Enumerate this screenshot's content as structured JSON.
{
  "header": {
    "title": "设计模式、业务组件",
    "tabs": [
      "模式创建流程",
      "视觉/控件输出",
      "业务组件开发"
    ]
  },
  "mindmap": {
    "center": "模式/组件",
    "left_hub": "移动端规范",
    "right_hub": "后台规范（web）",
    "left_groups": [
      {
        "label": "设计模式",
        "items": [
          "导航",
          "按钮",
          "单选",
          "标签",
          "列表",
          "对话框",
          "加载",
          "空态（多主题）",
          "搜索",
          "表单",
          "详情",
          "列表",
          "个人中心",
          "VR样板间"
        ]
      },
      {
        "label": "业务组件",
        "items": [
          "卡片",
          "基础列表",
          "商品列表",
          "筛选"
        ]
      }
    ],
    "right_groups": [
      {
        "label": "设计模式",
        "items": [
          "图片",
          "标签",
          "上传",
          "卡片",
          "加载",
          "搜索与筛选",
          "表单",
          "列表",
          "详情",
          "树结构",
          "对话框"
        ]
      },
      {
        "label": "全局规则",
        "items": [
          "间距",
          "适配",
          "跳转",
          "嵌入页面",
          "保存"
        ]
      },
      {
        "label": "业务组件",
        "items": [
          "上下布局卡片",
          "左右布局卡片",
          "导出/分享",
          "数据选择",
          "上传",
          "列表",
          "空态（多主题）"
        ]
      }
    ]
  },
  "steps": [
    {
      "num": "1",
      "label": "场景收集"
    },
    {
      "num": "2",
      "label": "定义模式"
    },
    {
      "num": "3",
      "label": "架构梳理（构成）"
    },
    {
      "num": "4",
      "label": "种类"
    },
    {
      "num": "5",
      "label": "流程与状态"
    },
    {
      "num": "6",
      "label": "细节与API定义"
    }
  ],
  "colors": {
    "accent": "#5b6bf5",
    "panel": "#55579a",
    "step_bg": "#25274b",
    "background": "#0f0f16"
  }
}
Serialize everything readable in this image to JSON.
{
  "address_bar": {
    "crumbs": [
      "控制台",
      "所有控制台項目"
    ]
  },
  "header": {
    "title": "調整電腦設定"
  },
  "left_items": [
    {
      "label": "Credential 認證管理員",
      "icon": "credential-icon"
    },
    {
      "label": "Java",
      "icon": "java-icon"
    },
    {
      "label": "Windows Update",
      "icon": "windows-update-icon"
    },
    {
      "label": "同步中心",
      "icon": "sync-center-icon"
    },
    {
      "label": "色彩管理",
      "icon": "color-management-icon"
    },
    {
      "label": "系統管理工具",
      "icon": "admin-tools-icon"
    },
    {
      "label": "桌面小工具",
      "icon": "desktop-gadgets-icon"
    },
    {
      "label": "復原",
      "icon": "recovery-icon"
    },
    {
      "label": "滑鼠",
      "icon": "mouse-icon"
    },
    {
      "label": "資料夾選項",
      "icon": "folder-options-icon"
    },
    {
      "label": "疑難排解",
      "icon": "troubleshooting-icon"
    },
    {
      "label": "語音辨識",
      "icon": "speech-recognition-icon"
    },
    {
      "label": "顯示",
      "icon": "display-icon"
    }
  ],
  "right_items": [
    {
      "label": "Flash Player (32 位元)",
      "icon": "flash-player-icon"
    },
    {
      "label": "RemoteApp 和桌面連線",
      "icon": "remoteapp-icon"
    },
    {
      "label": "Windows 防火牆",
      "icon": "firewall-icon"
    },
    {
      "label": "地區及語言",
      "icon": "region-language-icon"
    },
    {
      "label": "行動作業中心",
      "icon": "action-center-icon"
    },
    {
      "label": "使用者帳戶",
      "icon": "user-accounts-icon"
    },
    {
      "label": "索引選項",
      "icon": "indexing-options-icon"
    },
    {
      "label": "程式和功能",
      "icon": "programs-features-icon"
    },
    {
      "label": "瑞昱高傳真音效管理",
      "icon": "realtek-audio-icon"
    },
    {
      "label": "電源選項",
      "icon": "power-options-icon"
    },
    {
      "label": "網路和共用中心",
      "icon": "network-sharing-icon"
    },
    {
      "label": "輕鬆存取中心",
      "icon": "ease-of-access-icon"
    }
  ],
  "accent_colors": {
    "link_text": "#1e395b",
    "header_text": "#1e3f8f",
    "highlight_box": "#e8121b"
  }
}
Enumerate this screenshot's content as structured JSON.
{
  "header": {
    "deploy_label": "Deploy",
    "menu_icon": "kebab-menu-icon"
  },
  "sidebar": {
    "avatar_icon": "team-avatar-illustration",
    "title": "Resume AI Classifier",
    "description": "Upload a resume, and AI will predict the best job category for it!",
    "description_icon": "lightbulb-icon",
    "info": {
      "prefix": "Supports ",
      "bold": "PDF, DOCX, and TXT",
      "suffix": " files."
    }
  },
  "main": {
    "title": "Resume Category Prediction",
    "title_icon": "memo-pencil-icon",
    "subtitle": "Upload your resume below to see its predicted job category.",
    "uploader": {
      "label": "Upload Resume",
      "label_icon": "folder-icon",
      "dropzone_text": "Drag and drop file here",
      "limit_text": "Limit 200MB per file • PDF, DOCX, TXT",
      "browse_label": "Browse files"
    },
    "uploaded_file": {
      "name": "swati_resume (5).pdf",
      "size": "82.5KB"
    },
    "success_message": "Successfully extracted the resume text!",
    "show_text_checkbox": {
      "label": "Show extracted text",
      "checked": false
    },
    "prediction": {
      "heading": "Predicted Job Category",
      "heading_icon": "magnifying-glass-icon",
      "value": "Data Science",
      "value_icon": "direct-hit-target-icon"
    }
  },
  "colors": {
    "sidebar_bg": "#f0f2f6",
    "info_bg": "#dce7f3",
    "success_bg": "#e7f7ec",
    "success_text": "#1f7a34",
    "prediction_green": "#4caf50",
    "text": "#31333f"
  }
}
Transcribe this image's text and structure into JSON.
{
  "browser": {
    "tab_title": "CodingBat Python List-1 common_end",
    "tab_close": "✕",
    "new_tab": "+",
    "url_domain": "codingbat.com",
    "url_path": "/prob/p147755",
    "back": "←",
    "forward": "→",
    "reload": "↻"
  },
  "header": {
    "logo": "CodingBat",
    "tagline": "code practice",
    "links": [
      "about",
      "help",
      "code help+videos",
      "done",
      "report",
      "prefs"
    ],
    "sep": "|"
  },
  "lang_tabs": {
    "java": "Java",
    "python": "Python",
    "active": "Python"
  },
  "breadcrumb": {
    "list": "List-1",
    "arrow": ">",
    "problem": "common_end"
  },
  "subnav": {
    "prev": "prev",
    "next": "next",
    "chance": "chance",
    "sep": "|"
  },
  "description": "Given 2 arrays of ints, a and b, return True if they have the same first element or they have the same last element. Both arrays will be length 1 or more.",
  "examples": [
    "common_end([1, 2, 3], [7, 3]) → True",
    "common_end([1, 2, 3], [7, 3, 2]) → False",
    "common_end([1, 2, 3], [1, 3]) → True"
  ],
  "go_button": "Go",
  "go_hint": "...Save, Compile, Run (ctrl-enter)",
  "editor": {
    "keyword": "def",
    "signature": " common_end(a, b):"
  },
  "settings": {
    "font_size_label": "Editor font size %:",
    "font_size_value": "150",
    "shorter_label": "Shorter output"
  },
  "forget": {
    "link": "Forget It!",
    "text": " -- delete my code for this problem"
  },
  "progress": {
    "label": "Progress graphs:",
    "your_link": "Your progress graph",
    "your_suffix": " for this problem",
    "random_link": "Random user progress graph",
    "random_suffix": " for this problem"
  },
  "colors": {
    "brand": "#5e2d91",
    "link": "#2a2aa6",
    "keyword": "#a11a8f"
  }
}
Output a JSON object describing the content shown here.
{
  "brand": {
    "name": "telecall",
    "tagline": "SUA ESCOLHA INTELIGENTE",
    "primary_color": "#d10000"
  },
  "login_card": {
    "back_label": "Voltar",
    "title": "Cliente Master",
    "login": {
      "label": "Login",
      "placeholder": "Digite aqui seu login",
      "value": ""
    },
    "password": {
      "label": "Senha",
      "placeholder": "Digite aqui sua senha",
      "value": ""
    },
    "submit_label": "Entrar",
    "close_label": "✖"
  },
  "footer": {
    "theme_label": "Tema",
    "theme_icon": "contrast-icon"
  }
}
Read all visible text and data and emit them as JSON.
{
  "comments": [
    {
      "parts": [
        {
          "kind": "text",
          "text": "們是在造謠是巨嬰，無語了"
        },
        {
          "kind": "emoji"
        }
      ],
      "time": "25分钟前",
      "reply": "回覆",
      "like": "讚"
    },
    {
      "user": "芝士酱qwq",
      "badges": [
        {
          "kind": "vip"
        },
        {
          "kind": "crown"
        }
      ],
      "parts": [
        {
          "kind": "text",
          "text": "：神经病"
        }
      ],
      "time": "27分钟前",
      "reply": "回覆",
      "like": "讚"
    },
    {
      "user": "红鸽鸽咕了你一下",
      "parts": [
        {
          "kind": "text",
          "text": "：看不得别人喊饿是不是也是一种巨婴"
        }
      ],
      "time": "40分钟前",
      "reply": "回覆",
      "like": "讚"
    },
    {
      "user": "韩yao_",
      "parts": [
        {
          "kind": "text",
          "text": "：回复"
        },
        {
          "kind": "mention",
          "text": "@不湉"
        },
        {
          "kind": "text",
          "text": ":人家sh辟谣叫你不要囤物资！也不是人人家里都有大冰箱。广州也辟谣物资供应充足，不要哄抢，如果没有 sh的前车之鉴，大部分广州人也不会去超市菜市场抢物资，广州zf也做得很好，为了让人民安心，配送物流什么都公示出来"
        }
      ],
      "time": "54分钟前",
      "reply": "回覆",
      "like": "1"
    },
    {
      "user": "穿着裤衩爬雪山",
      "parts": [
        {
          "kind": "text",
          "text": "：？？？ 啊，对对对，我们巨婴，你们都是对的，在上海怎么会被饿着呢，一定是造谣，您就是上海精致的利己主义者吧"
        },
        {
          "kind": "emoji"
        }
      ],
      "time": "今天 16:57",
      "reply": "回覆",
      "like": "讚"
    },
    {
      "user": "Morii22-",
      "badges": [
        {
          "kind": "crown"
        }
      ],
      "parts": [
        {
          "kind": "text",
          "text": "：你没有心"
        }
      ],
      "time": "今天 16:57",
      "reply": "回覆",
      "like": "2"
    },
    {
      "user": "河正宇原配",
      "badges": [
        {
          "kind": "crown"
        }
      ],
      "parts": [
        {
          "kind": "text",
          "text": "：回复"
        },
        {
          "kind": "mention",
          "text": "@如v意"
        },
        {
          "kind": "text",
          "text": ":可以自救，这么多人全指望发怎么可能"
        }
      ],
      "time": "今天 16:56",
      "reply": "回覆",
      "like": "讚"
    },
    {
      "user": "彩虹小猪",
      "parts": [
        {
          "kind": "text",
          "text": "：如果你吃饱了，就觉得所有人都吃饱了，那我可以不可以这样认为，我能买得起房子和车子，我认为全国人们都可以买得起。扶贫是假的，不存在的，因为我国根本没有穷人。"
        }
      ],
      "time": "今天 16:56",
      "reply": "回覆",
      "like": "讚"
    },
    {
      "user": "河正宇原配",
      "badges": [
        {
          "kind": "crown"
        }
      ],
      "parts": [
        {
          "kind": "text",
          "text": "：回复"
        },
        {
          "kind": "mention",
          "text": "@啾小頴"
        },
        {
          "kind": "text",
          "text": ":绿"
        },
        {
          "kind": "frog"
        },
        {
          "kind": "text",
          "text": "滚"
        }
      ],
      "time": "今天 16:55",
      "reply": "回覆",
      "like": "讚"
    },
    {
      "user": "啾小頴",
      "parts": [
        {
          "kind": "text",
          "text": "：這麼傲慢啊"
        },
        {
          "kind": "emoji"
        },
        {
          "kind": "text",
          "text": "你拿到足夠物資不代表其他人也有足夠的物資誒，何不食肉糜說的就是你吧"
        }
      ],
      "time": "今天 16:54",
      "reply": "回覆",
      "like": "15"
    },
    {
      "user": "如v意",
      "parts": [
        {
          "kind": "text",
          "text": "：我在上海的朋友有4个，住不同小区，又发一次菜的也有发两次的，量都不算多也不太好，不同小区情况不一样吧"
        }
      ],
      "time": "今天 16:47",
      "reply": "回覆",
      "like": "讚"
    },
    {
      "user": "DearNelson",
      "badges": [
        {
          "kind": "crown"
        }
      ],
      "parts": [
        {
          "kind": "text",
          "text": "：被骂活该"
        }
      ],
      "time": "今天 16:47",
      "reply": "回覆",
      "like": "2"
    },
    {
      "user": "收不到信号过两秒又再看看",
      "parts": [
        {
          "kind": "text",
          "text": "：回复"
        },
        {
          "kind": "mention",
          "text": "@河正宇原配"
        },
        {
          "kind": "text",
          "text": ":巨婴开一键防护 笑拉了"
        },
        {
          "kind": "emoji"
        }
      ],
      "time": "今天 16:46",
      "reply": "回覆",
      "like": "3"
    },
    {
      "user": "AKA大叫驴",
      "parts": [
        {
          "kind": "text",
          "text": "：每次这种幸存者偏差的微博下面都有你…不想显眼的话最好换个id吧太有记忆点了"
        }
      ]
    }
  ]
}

::::::

> _STATED TASK_:
Collect the lines of the records that include the string "center".

> _RESPONSE FOR THIS EXERCISE_:
    "center": "模式/组件",
      "icon": "sync-center-icon"
      "icon": "action-center-icon"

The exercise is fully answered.